◆ THE EXERCISE ◆
Rename "tree-item-label" to "tree-node-label" in the lines from the first one through the line containing "- action-pane-icon[interactable]: [289, 116, 323, 150]", and reproduce only those lines with nothing else altered.

◆ ENTRIES SHOWN ◆
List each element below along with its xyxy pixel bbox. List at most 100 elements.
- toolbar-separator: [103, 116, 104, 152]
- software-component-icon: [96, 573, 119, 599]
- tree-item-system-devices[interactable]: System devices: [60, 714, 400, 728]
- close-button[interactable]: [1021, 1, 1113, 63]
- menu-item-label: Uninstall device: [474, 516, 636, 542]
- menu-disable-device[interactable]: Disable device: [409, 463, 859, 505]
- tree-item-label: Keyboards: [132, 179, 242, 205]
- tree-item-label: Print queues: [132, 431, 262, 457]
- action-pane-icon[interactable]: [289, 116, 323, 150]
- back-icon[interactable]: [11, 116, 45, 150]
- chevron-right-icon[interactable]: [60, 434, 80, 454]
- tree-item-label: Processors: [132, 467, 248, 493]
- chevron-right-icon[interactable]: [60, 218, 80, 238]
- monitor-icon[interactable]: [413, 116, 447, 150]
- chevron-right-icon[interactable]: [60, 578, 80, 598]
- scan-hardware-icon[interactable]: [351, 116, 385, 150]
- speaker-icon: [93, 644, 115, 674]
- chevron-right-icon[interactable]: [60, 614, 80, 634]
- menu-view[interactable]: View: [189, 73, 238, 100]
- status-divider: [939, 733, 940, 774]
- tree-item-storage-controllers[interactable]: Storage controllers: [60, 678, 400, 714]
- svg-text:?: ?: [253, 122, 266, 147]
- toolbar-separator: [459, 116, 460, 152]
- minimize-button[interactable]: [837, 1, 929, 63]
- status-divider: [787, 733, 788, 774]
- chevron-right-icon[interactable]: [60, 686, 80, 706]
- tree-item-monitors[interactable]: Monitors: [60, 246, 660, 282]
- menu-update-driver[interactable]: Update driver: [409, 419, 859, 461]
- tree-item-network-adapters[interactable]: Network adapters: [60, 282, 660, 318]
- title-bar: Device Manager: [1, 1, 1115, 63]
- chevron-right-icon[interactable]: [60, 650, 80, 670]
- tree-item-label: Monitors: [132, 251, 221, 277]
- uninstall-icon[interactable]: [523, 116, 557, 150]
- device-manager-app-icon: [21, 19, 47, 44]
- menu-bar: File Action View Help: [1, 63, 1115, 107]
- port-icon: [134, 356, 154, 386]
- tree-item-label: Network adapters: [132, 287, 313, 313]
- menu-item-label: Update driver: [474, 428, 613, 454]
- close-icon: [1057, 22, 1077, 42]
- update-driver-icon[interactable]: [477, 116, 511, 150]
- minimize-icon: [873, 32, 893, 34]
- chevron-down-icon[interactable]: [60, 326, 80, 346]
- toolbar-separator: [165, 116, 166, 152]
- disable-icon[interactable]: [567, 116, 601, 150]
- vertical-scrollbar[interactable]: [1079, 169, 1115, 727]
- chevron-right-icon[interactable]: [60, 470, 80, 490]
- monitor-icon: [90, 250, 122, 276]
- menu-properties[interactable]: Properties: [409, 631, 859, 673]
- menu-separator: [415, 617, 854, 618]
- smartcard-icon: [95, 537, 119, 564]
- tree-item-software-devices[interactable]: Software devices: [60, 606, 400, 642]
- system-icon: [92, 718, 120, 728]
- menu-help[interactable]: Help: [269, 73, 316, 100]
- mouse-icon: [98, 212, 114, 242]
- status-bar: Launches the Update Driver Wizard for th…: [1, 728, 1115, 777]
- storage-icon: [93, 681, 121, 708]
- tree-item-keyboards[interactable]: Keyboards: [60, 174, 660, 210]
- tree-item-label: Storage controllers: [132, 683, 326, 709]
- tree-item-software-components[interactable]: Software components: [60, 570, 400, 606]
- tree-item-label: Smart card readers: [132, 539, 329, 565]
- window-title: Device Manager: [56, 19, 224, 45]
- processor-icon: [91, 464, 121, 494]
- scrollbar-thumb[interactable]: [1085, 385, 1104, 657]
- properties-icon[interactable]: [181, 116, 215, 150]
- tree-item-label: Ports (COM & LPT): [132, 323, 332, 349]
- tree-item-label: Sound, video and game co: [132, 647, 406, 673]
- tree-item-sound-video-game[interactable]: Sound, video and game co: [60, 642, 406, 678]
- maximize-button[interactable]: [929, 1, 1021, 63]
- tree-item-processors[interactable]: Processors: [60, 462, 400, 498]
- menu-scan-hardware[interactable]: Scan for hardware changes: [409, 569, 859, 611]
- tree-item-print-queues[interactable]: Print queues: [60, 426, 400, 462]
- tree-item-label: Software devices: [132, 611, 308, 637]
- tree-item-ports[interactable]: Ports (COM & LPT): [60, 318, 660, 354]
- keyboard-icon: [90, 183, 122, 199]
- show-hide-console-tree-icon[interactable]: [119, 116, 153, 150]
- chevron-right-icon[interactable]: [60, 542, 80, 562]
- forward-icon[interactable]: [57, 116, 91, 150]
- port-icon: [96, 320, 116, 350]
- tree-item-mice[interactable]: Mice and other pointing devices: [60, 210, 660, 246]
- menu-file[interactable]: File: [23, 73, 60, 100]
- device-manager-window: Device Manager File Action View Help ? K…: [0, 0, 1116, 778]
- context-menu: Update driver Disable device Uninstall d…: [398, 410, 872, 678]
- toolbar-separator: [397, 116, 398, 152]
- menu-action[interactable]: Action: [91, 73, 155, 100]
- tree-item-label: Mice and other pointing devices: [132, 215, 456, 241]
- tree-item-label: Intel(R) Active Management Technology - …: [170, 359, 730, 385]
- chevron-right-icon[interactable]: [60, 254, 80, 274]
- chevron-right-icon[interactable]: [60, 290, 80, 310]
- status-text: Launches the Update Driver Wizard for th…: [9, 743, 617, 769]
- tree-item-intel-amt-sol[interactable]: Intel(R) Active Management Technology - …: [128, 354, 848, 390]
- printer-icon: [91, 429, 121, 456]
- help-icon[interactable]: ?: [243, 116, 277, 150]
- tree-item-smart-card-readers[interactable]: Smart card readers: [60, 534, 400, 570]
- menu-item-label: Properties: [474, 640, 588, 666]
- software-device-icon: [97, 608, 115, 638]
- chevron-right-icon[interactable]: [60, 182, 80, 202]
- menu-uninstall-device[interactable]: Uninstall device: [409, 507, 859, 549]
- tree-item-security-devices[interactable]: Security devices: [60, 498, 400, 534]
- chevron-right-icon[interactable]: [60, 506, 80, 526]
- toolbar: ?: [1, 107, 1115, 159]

◆ RESULT ◆
List each element below along with its xyxy pixel bbox. List at most 100 elements.
- toolbar-separator: [103, 116, 104, 152]
- software-component-icon: [96, 573, 119, 599]
- tree-item-system-devices[interactable]: System devices: [60, 714, 400, 728]
- close-button[interactable]: [1021, 1, 1113, 63]
- menu-item-label: Uninstall device: [474, 516, 636, 542]
- menu-disable-device[interactable]: Disable device: [409, 463, 859, 505]
- tree-node-label: Keyboards: [132, 179, 242, 205]
- tree-node-label: Print queues: [132, 431, 262, 457]
- action-pane-icon[interactable]: [289, 116, 323, 150]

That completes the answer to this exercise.